[start EXTRACTED MATERIAL]
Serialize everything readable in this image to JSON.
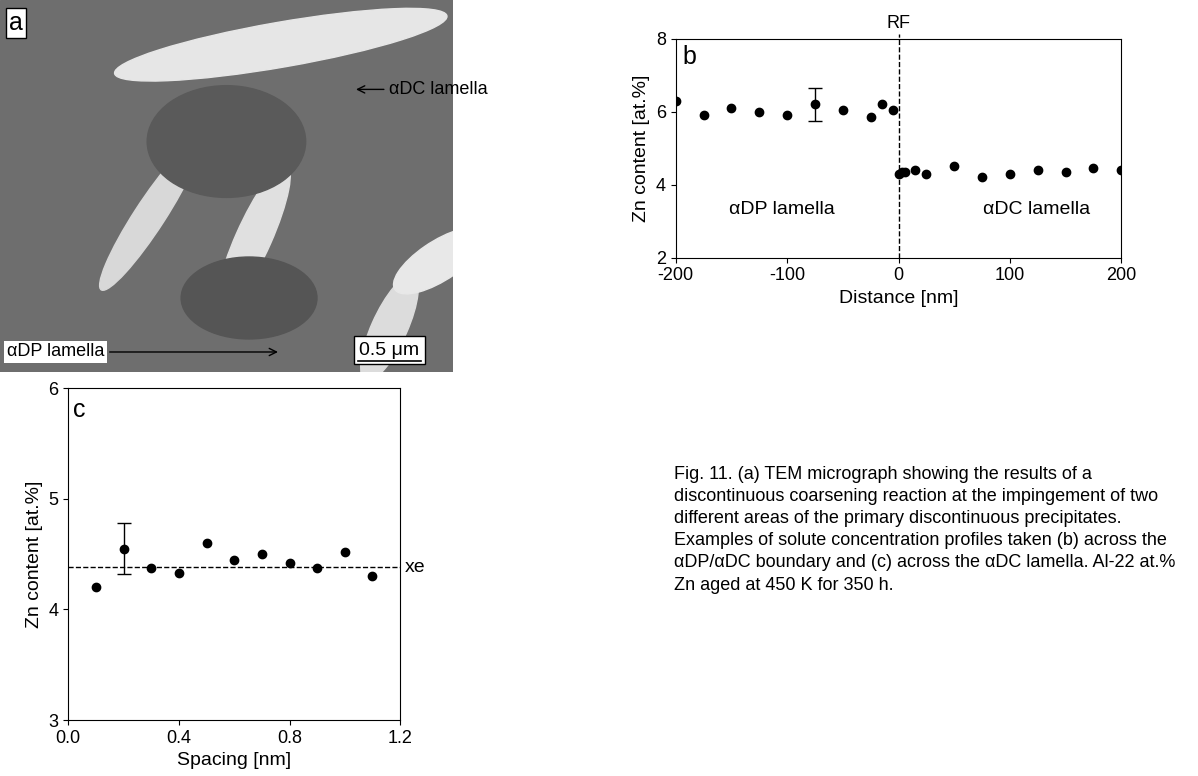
{
  "micrograph": {
    "panel_label": "a",
    "labels": [
      "αDC lamella",
      "αDP lamella"
    ],
    "scale_bar": "0.5 μm"
  },
  "chart_data": [
    {
      "type": "scatter",
      "panel_label": "b",
      "x": [
        -200,
        -175,
        -150,
        -125,
        -100,
        -75,
        -50,
        -25,
        -15,
        -5,
        0,
        3,
        6,
        15,
        25,
        50,
        75,
        100,
        125,
        150,
        175,
        200
      ],
      "values": [
        6.3,
        5.9,
        6.1,
        6.0,
        5.9,
        6.2,
        6.05,
        5.85,
        6.2,
        6.05,
        4.3,
        4.35,
        4.35,
        4.4,
        4.3,
        4.5,
        4.2,
        4.3,
        4.4,
        4.35,
        4.45,
        4.4
      ],
      "error_bars": [
        {
          "x": -75,
          "value": 6.2,
          "error": 0.45
        }
      ],
      "xlim": [
        -200,
        200
      ],
      "xticks": [
        -200,
        -100,
        0,
        100,
        200
      ],
      "ylim": [
        2,
        8
      ],
      "yticks": [
        2,
        4,
        6,
        8
      ],
      "x_label": "Distance [nm]",
      "y_label": "Zn content [at.%]",
      "reference_line": {
        "x": 0,
        "label": "RF"
      },
      "region_labels": [
        "αDP lamella",
        "αDC lamella"
      ],
      "color": "#000000",
      "marker": "circle"
    },
    {
      "type": "scatter",
      "panel_label": "c",
      "x": [
        0.1,
        0.2,
        0.3,
        0.4,
        0.5,
        0.6,
        0.7,
        0.8,
        0.9,
        1.0,
        1.1
      ],
      "values": [
        4.2,
        4.55,
        4.37,
        4.33,
        4.6,
        4.45,
        4.5,
        4.42,
        4.37,
        4.52,
        4.3
      ],
      "error_bars": [
        {
          "x": 0.2,
          "value": 4.55,
          "error": 0.23
        }
      ],
      "xlim": [
        0,
        1.2
      ],
      "xticks": [
        {
          "value": 0,
          "label": "0.0"
        },
        0.4,
        0.8,
        1.2
      ],
      "ylim": [
        3,
        6
      ],
      "yticks": [
        3,
        4,
        5,
        6
      ],
      "x_label": "Spacing [nm]",
      "y_label": "Zn content [at.%]",
      "reference_line": {
        "y": 4.38,
        "label": "xe"
      },
      "color": "#000000",
      "marker": "circle"
    }
  ],
  "caption": "Fig. 11. (a) TEM micrograph showing the results of a discontinuous coarsening reaction at the impingement of two different areas of the primary discontinuous precipitates. Examples of solute concentration profiles taken (b) across the αDP/αDC boundary and (c) across the αDC lamella. Al-22 at.% Zn aged at 450 K for 350 h."
}
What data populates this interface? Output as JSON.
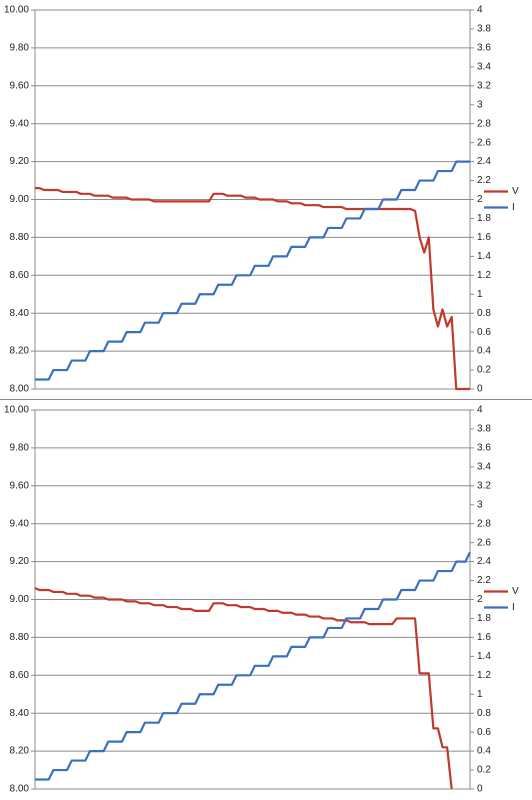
{
  "chart_data": [
    {
      "type": "line",
      "legend": "right",
      "grid": true,
      "ylim": [
        8,
        10
      ],
      "yticks": [
        {
          "value": 8,
          "label": "8.00"
        },
        {
          "value": 8.2,
          "label": "8.20"
        },
        {
          "value": 8.4,
          "label": "8.40"
        },
        {
          "value": 8.6,
          "label": "8.60"
        },
        {
          "value": 8.8,
          "label": "8.80"
        },
        {
          "value": 9,
          "label": "9.00"
        },
        {
          "value": 9.2,
          "label": "9.20"
        },
        {
          "value": 9.4,
          "label": "9.40"
        },
        {
          "value": 9.6,
          "label": "9.60"
        },
        {
          "value": 9.8,
          "label": "9.80"
        },
        {
          "value": 10,
          "label": "10.00"
        }
      ],
      "y2lim": [
        0,
        4
      ],
      "y2ticks": [
        0,
        0.2,
        0.4,
        0.6,
        0.8,
        1,
        1.2,
        1.4,
        1.6,
        1.8,
        2,
        2.2,
        2.4,
        2.6,
        2.8,
        3,
        3.2,
        3.4,
        3.6,
        3.8,
        4
      ],
      "series": [
        {
          "name": "V",
          "color": "#c0392b",
          "values": [
            9.06,
            9.06,
            9.05,
            9.05,
            9.05,
            9.05,
            9.04,
            9.04,
            9.04,
            9.04,
            9.03,
            9.03,
            9.03,
            9.02,
            9.02,
            9.02,
            9.02,
            9.01,
            9.01,
            9.01,
            9.01,
            9,
            9,
            9,
            9,
            9,
            8.99,
            8.99,
            8.99,
            8.99,
            8.99,
            8.99,
            8.99,
            8.99,
            8.99,
            8.99,
            8.99,
            8.99,
            8.99,
            9.03,
            9.03,
            9.03,
            9.02,
            9.02,
            9.02,
            9.02,
            9.01,
            9.01,
            9.01,
            9,
            9,
            9,
            9,
            8.99,
            8.99,
            8.99,
            8.98,
            8.98,
            8.98,
            8.97,
            8.97,
            8.97,
            8.97,
            8.96,
            8.96,
            8.96,
            8.96,
            8.96,
            8.95,
            8.95,
            8.95,
            8.95,
            8.95,
            8.95,
            8.95,
            8.95,
            8.95,
            8.95,
            8.95,
            8.95,
            8.95,
            8.95,
            8.95,
            8.94,
            8.8,
            8.72,
            8.8,
            8.42,
            8.33,
            8.42,
            8.33,
            8.38,
            8,
            8,
            8,
            8
          ]
        },
        {
          "name": "I",
          "color": "#3a6fc4",
          "axis": "y2",
          "values": [
            0.1,
            0.1,
            0.1,
            0.1,
            0.2,
            0.2,
            0.2,
            0.2,
            0.3,
            0.3,
            0.3,
            0.3,
            0.4,
            0.4,
            0.4,
            0.4,
            0.5,
            0.5,
            0.5,
            0.5,
            0.6,
            0.6,
            0.6,
            0.6,
            0.7,
            0.7,
            0.7,
            0.7,
            0.8,
            0.8,
            0.8,
            0.8,
            0.9,
            0.9,
            0.9,
            0.9,
            1,
            1,
            1,
            1,
            1.1,
            1.1,
            1.1,
            1.1,
            1.2,
            1.2,
            1.2,
            1.2,
            1.3,
            1.3,
            1.3,
            1.3,
            1.4,
            1.4,
            1.4,
            1.4,
            1.5,
            1.5,
            1.5,
            1.5,
            1.6,
            1.6,
            1.6,
            1.6,
            1.7,
            1.7,
            1.7,
            1.7,
            1.8,
            1.8,
            1.8,
            1.8,
            1.9,
            1.9,
            1.9,
            1.9,
            2,
            2,
            2,
            2,
            2.1,
            2.1,
            2.1,
            2.1,
            2.2,
            2.2,
            2.2,
            2.2,
            2.3,
            2.3,
            2.3,
            2.3,
            2.4,
            2.4,
            2.4,
            2.4
          ]
        }
      ]
    },
    {
      "type": "line",
      "legend": "right",
      "grid": true,
      "ylim": [
        8,
        10
      ],
      "yticks": [
        {
          "value": 8,
          "label": "8.00"
        },
        {
          "value": 8.2,
          "label": "8.20"
        },
        {
          "value": 8.4,
          "label": "8.40"
        },
        {
          "value": 8.6,
          "label": "8.60"
        },
        {
          "value": 8.8,
          "label": "8.80"
        },
        {
          "value": 9,
          "label": "9.00"
        },
        {
          "value": 9.2,
          "label": "9.20"
        },
        {
          "value": 9.4,
          "label": "9.40"
        },
        {
          "value": 9.6,
          "label": "9.60"
        },
        {
          "value": 9.8,
          "label": "9.80"
        },
        {
          "value": 10,
          "label": "10.00"
        }
      ],
      "y2lim": [
        0,
        4
      ],
      "y2ticks": [
        0,
        0.2,
        0.4,
        0.6,
        0.8,
        1,
        1.2,
        1.4,
        1.6,
        1.8,
        2,
        2.2,
        2.4,
        2.6,
        2.8,
        3,
        3.2,
        3.4,
        3.6,
        3.8,
        4
      ],
      "series": [
        {
          "name": "V",
          "color": "#c0392b",
          "values": [
            9.06,
            9.05,
            9.05,
            9.05,
            9.04,
            9.04,
            9.04,
            9.03,
            9.03,
            9.03,
            9.02,
            9.02,
            9.02,
            9.01,
            9.01,
            9.01,
            9,
            9,
            9,
            9,
            8.99,
            8.99,
            8.99,
            8.98,
            8.98,
            8.98,
            8.97,
            8.97,
            8.97,
            8.96,
            8.96,
            8.96,
            8.95,
            8.95,
            8.95,
            8.94,
            8.94,
            8.94,
            8.94,
            8.98,
            8.98,
            8.98,
            8.97,
            8.97,
            8.97,
            8.96,
            8.96,
            8.96,
            8.95,
            8.95,
            8.95,
            8.94,
            8.94,
            8.94,
            8.93,
            8.93,
            8.93,
            8.92,
            8.92,
            8.92,
            8.91,
            8.91,
            8.91,
            8.9,
            8.9,
            8.9,
            8.89,
            8.89,
            8.89,
            8.88,
            8.88,
            8.88,
            8.88,
            8.87,
            8.87,
            8.87,
            8.87,
            8.87,
            8.87,
            8.9,
            8.9,
            8.9,
            8.9,
            8.9,
            8.61,
            8.61,
            8.61,
            8.32,
            8.32,
            8.22,
            8.22,
            8,
            null,
            null,
            null,
            null
          ]
        },
        {
          "name": "I",
          "color": "#3a6fc4",
          "axis": "y2",
          "values": [
            0.1,
            0.1,
            0.1,
            0.1,
            0.2,
            0.2,
            0.2,
            0.2,
            0.3,
            0.3,
            0.3,
            0.3,
            0.4,
            0.4,
            0.4,
            0.4,
            0.5,
            0.5,
            0.5,
            0.5,
            0.6,
            0.6,
            0.6,
            0.6,
            0.7,
            0.7,
            0.7,
            0.7,
            0.8,
            0.8,
            0.8,
            0.8,
            0.9,
            0.9,
            0.9,
            0.9,
            1,
            1,
            1,
            1,
            1.1,
            1.1,
            1.1,
            1.1,
            1.2,
            1.2,
            1.2,
            1.2,
            1.3,
            1.3,
            1.3,
            1.3,
            1.4,
            1.4,
            1.4,
            1.4,
            1.5,
            1.5,
            1.5,
            1.5,
            1.6,
            1.6,
            1.6,
            1.6,
            1.7,
            1.7,
            1.7,
            1.7,
            1.8,
            1.8,
            1.8,
            1.8,
            1.9,
            1.9,
            1.9,
            1.9,
            2,
            2,
            2,
            2,
            2.1,
            2.1,
            2.1,
            2.1,
            2.2,
            2.2,
            2.2,
            2.2,
            2.3,
            2.3,
            2.3,
            2.3,
            2.4,
            2.4,
            2.4,
            2.5
          ]
        }
      ]
    }
  ]
}
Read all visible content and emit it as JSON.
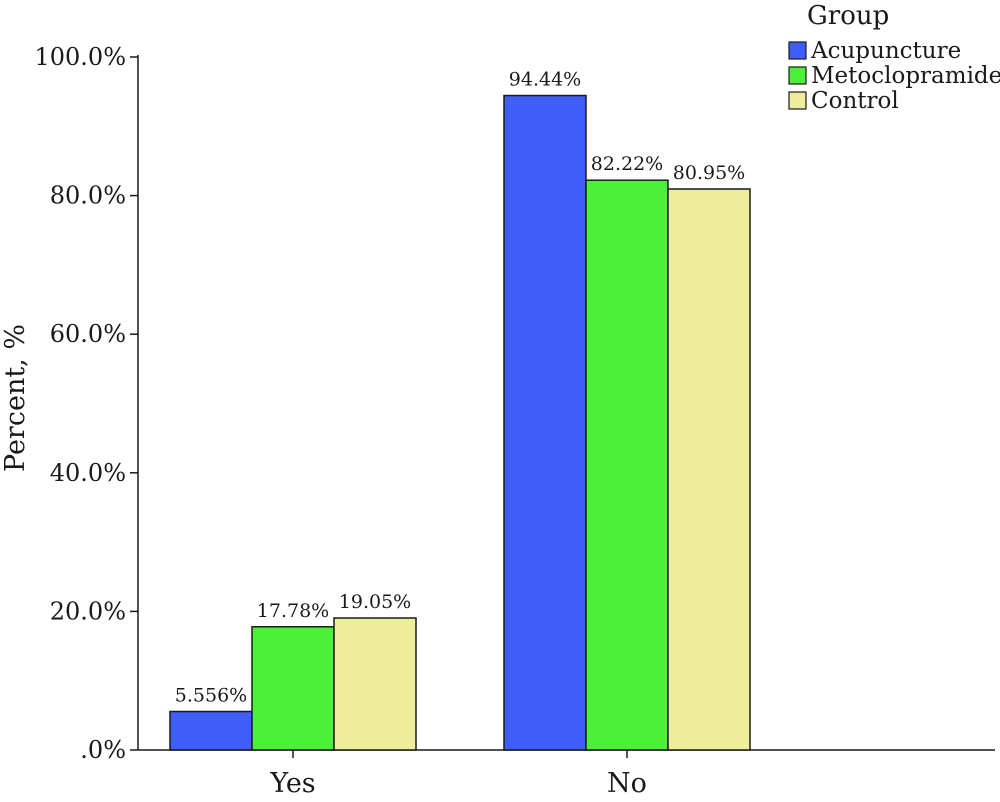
{
  "chart_data": {
    "type": "bar",
    "categories": [
      "Yes",
      "No"
    ],
    "series": [
      {
        "name": "Acupuncture",
        "values": [
          5.556,
          94.44
        ],
        "labels": [
          "5.556%",
          "94.44%"
        ],
        "color": "#3f5ef7"
      },
      {
        "name": "Metoclopramide",
        "values": [
          17.78,
          82.22
        ],
        "labels": [
          "17.78%",
          "82.22%"
        ],
        "color": "#4cf03a"
      },
      {
        "name": "Control",
        "values": [
          19.05,
          80.95
        ],
        "labels": [
          "19.05%",
          "80.95%"
        ],
        "color": "#eeee9a"
      }
    ],
    "ylabel": "Percent, %",
    "ylim": [
      0,
      100
    ],
    "yticks": [
      0,
      20,
      40,
      60,
      80,
      100
    ],
    "ytick_labels": [
      ".0%",
      "20.0%",
      "40.0%",
      "60.0%",
      "80.0%",
      "100.0%"
    ],
    "legend": {
      "title": "Group",
      "placement": "top-right"
    },
    "grid": false
  }
}
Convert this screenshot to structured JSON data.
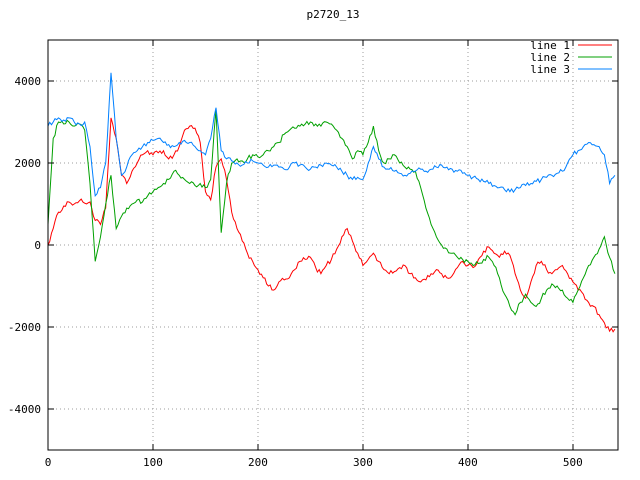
{
  "chart_data": {
    "type": "line",
    "title": "p2720_13",
    "xlabel": "",
    "ylabel": "",
    "xlim": [
      0,
      543
    ],
    "ylim": [
      -5000,
      5000
    ],
    "x_ticks": [
      0,
      100,
      200,
      300,
      400,
      500
    ],
    "y_ticks": [
      -4000,
      -2000,
      0,
      2000,
      4000
    ],
    "grid": true,
    "legend": {
      "position": "top-right-inside",
      "entries": [
        "line 1",
        "line 2",
        "line 3"
      ]
    },
    "x_start": 0,
    "x_step": 5,
    "noise_amplitude": 60,
    "colors": {
      "background": "#ffffff",
      "border": "#000000",
      "grid": "#9e9e9e",
      "text": "#000000"
    },
    "series": [
      {
        "name": "line 1",
        "color": "#ff0000",
        "values": [
          0,
          400,
          800,
          950,
          1050,
          1000,
          1080,
          1020,
          1050,
          600,
          500,
          900,
          3100,
          2600,
          1700,
          1500,
          1800,
          2000,
          2200,
          2300,
          2200,
          2250,
          2300,
          2100,
          2200,
          2400,
          2800,
          2900,
          2850,
          2500,
          1300,
          1100,
          1900,
          2100,
          1600,
          800,
          400,
          100,
          -200,
          -400,
          -600,
          -800,
          -1000,
          -1100,
          -900,
          -850,
          -800,
          -600,
          -400,
          -350,
          -300,
          -550,
          -700,
          -500,
          -350,
          -100,
          200,
          400,
          100,
          -200,
          -500,
          -350,
          -200,
          -400,
          -600,
          -700,
          -650,
          -550,
          -500,
          -700,
          -800,
          -900,
          -850,
          -700,
          -600,
          -700,
          -800,
          -750,
          -550,
          -400,
          -500,
          -550,
          -350,
          -150,
          -50,
          -200,
          -300,
          -150,
          -250,
          -700,
          -1100,
          -1300,
          -900,
          -500,
          -400,
          -600,
          -700,
          -600,
          -500,
          -700,
          -900,
          -1100,
          -1200,
          -1400,
          -1500,
          -1700,
          -1900,
          -2100,
          -2050
        ]
      },
      {
        "name": "line 2",
        "color": "#00a000",
        "values": [
          500,
          2600,
          3000,
          2950,
          3000,
          2900,
          2950,
          2800,
          1500,
          -400,
          200,
          1000,
          1700,
          400,
          700,
          900,
          1000,
          1100,
          1050,
          1200,
          1300,
          1400,
          1500,
          1600,
          1800,
          1700,
          1600,
          1500,
          1450,
          1500,
          1400,
          1600,
          3300,
          300,
          1500,
          2000,
          2100,
          2050,
          2100,
          2200,
          2150,
          2200,
          2300,
          2400,
          2500,
          2700,
          2800,
          2850,
          2900,
          2950,
          3000,
          2950,
          2900,
          3000,
          2950,
          2800,
          2600,
          2400,
          2100,
          2300,
          2200,
          2500,
          2900,
          2300,
          2000,
          2100,
          2200,
          2000,
          1900,
          1850,
          1800,
          1400,
          900,
          500,
          200,
          0,
          -100,
          -200,
          -300,
          -350,
          -400,
          -500,
          -450,
          -350,
          -300,
          -500,
          -800,
          -1200,
          -1500,
          -1700,
          -1400,
          -1200,
          -1400,
          -1500,
          -1300,
          -1100,
          -950,
          -1000,
          -1100,
          -1300,
          -1400,
          -1100,
          -800,
          -500,
          -300,
          -100,
          200,
          -300,
          -700
        ]
      },
      {
        "name": "line 3",
        "color": "#0080ff",
        "values": [
          2900,
          3000,
          3100,
          3050,
          3100,
          3000,
          2950,
          3000,
          2400,
          1200,
          1400,
          2000,
          4200,
          2600,
          1700,
          1900,
          2200,
          2300,
          2400,
          2500,
          2550,
          2600,
          2500,
          2450,
          2400,
          2500,
          2550,
          2500,
          2400,
          2300,
          2200,
          2600,
          3350,
          2300,
          2100,
          2050,
          2000,
          1950,
          2000,
          2050,
          2000,
          1950,
          1900,
          1950,
          1900,
          1850,
          1900,
          2000,
          1950,
          1900,
          1850,
          1900,
          1950,
          2000,
          1950,
          1900,
          1800,
          1700,
          1600,
          1650,
          1600,
          2000,
          2400,
          2100,
          1900,
          1850,
          1800,
          1750,
          1700,
          1750,
          1800,
          1850,
          1800,
          1850,
          1900,
          1950,
          1900,
          1850,
          1800,
          1750,
          1700,
          1650,
          1600,
          1550,
          1500,
          1450,
          1400,
          1350,
          1300,
          1350,
          1400,
          1450,
          1500,
          1550,
          1600,
          1650,
          1700,
          1750,
          1800,
          2000,
          2200,
          2300,
          2400,
          2500,
          2450,
          2400,
          2200,
          1500,
          1700
        ]
      }
    ]
  }
}
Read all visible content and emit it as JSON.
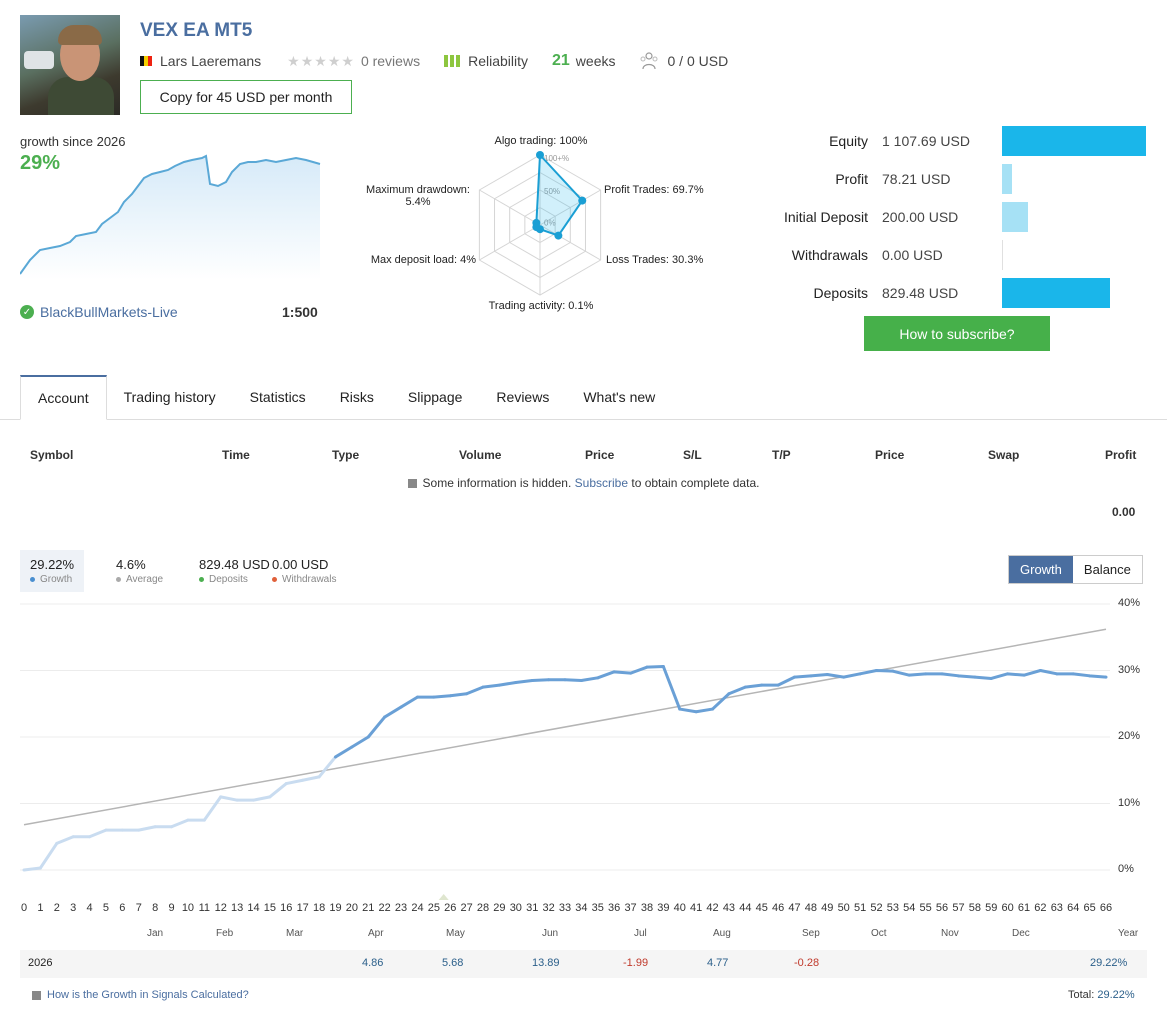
[end EXTRACTED MATERIAL]
**EXERCISE INSTRUCTIONS**.
Every line that holds the string "lamella" should be returned.

**EXPECTED ANSWER**.
      "αDC lamella",
      "αDP lamella"
        "αDP lamella",
        "αDC lamella"
  "caption": "Fig. 11. (a) TEM micrograph showing the results of a discontinuous coarsening reaction at the impingement of two different areas of the primary discontinuous precipitates. Examples of solute concentration profiles taken (b) across the αDP/αDC boundary and (c) across the αDC lamella. Al-22 at.% Zn aged at 450 K for 350 h."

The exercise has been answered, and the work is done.